[Exercise data]

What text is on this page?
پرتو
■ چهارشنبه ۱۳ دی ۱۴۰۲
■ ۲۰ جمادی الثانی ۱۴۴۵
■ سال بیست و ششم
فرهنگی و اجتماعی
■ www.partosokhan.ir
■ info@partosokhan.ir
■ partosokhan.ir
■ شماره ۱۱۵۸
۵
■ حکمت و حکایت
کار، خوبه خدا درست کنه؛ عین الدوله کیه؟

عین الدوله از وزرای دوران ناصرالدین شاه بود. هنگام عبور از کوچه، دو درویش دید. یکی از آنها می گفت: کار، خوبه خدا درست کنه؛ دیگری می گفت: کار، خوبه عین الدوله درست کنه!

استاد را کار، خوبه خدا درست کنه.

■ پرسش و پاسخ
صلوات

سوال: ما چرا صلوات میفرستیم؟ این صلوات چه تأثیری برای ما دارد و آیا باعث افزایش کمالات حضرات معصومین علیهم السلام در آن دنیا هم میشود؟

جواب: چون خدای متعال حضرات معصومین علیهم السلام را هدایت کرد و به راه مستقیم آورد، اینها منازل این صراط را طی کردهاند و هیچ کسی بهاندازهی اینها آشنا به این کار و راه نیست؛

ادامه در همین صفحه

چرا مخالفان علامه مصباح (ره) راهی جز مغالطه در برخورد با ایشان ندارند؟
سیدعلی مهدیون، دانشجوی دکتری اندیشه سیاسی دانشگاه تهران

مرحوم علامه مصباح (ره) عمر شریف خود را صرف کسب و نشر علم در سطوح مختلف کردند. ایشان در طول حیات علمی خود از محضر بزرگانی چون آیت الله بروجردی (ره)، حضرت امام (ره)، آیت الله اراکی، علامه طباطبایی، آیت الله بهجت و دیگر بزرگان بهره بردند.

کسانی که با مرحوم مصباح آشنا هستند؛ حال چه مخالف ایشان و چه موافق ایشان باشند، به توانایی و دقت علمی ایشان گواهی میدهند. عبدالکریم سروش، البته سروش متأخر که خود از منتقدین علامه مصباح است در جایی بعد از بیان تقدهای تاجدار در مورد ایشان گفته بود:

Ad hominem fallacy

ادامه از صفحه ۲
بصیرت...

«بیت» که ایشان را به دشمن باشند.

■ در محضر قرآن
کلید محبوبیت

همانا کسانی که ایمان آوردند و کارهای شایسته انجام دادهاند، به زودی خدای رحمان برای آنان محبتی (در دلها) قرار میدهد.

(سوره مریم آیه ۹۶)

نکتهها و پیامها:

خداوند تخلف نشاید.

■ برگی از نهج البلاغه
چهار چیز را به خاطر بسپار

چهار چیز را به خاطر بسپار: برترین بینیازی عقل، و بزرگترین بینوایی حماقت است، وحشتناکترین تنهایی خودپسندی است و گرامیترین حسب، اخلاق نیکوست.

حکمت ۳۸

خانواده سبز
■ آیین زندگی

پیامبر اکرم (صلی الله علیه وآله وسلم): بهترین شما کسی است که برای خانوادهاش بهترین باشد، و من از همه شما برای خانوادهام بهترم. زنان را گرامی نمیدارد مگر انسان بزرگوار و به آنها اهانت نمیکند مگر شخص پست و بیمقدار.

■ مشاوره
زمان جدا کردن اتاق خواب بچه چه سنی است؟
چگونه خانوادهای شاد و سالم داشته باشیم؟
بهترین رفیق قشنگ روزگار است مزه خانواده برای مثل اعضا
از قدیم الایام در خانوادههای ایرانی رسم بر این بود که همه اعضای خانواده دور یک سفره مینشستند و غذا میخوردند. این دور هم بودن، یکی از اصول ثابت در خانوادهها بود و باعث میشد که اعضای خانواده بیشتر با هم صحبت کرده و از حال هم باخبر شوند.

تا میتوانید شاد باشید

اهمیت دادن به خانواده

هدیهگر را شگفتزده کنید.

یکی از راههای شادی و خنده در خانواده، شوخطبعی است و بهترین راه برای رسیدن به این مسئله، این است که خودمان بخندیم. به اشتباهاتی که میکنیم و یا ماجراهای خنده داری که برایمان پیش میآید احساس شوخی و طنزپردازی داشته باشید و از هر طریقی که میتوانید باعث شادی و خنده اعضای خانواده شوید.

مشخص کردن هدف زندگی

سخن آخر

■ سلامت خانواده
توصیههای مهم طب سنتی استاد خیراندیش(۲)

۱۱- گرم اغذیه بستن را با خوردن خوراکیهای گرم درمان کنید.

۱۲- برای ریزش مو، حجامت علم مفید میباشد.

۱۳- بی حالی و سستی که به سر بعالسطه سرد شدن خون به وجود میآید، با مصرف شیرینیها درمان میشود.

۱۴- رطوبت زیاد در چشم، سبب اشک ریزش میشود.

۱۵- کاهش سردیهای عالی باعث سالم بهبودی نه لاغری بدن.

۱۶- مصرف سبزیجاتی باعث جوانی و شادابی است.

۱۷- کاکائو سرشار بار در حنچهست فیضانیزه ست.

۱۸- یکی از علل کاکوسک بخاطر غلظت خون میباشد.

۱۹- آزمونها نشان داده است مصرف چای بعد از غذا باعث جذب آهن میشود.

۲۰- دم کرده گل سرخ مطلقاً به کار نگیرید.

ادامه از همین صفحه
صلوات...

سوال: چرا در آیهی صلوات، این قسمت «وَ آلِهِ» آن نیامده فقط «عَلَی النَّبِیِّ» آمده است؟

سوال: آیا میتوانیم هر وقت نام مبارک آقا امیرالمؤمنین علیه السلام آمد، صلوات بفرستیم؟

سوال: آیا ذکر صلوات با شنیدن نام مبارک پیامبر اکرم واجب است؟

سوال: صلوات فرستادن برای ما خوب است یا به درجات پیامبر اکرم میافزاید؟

==

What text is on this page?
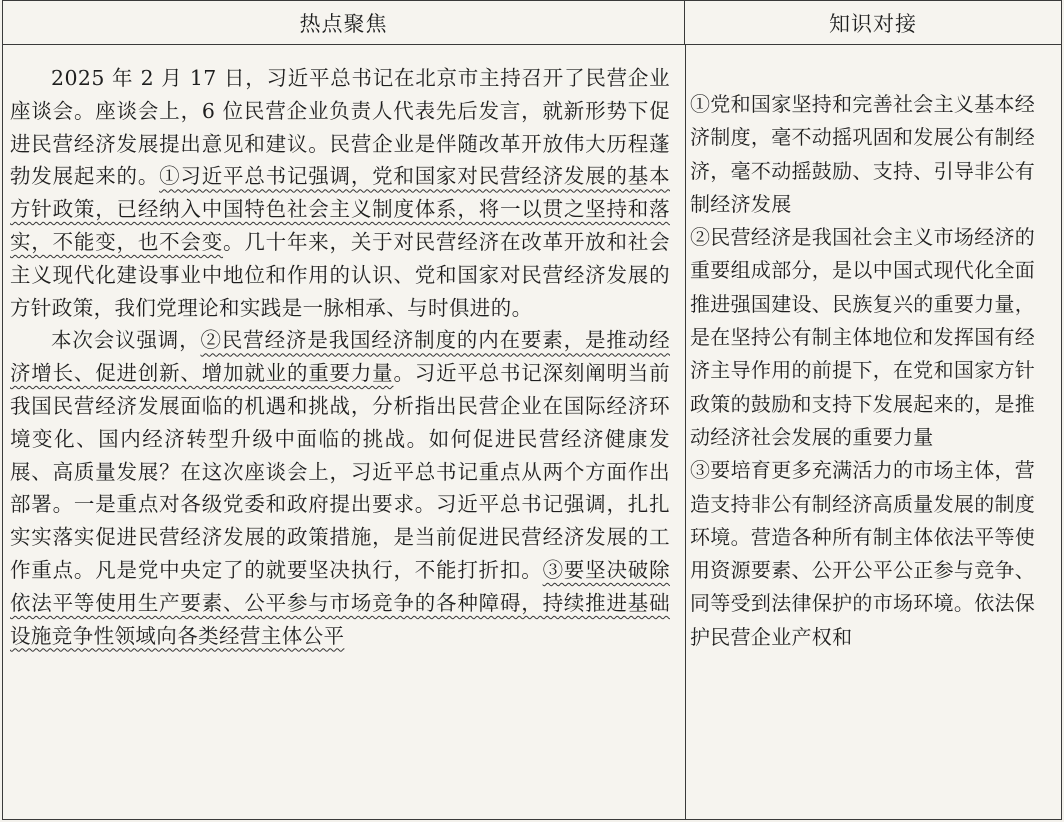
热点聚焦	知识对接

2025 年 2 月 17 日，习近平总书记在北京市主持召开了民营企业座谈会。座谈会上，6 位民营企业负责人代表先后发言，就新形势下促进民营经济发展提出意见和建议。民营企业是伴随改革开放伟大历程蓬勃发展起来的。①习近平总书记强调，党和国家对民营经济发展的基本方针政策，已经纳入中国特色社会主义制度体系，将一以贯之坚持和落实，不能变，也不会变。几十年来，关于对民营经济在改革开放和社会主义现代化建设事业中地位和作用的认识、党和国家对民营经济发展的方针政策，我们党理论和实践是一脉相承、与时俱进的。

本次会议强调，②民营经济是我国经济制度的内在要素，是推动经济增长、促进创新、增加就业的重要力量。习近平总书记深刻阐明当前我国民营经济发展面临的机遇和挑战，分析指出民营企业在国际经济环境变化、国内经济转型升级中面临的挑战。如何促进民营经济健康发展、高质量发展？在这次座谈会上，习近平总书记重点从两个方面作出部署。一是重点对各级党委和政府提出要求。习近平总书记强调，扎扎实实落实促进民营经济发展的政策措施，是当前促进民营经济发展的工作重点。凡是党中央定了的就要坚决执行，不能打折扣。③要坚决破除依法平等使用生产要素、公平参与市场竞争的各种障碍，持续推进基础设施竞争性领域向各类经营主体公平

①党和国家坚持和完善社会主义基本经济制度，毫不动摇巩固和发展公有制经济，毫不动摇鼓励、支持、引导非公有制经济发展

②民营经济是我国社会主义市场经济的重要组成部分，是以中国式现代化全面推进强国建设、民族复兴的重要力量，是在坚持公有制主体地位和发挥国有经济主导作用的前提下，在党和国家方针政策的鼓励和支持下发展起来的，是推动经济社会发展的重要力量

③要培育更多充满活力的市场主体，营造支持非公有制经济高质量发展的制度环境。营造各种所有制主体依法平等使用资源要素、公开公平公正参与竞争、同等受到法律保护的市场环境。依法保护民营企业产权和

* * *

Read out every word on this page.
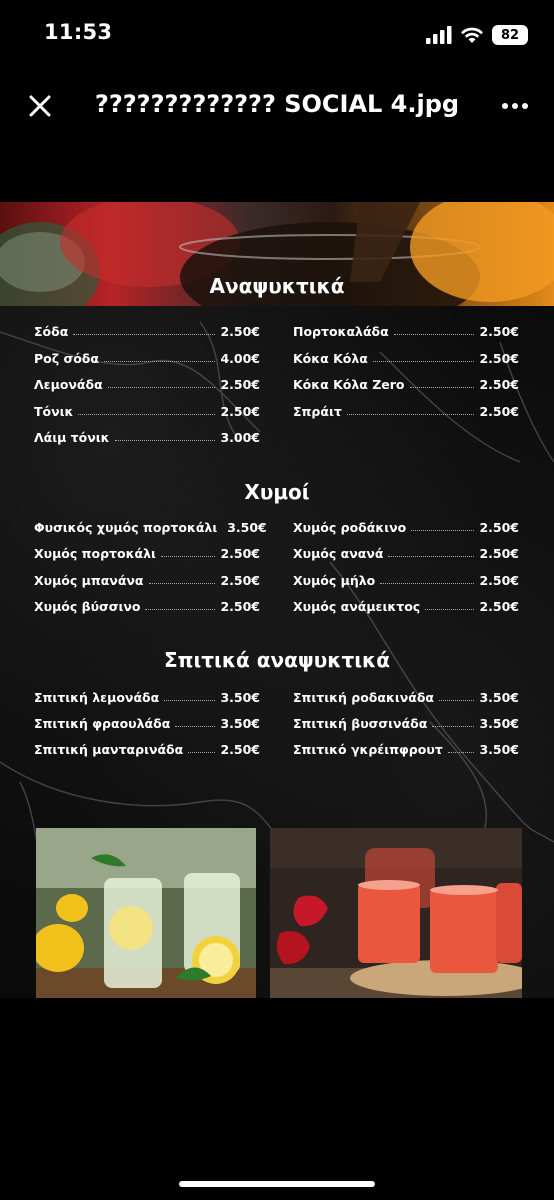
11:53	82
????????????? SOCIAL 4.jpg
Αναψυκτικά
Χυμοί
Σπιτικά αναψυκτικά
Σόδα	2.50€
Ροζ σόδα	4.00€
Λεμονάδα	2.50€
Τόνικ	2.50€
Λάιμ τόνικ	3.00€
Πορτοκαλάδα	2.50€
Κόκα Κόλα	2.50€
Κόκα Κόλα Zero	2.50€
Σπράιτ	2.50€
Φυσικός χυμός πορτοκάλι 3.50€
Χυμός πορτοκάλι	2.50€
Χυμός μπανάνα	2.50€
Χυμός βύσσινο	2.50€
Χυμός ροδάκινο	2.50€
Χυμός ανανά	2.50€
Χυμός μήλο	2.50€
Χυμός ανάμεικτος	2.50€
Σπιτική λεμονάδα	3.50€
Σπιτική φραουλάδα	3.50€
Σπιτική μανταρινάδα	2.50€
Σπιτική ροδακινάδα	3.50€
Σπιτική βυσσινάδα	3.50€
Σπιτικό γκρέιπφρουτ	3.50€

[Set task] Return each line that includes "کسانی".

[Full response]
کسانی که با مرحوم مصباح آشنا هستند؛ حال چه مخالف ایشان و چه موافق ایشان باشند، به توانایی و دقت علمی ایشان گواهی میدهند. عبدالکریم سروش، البته سروش متأخر که خود از منتقدین علامه مصباح است در جایی بعد از بیان تقدهای تاجدار در مورد ایشان گفته بود:
همانا کسانی که ایمان آوردند و کارهای شایسته انجام دادهاند، به زودی خدای رحمان برای آنان محبتی (در دلها) قرار میدهد.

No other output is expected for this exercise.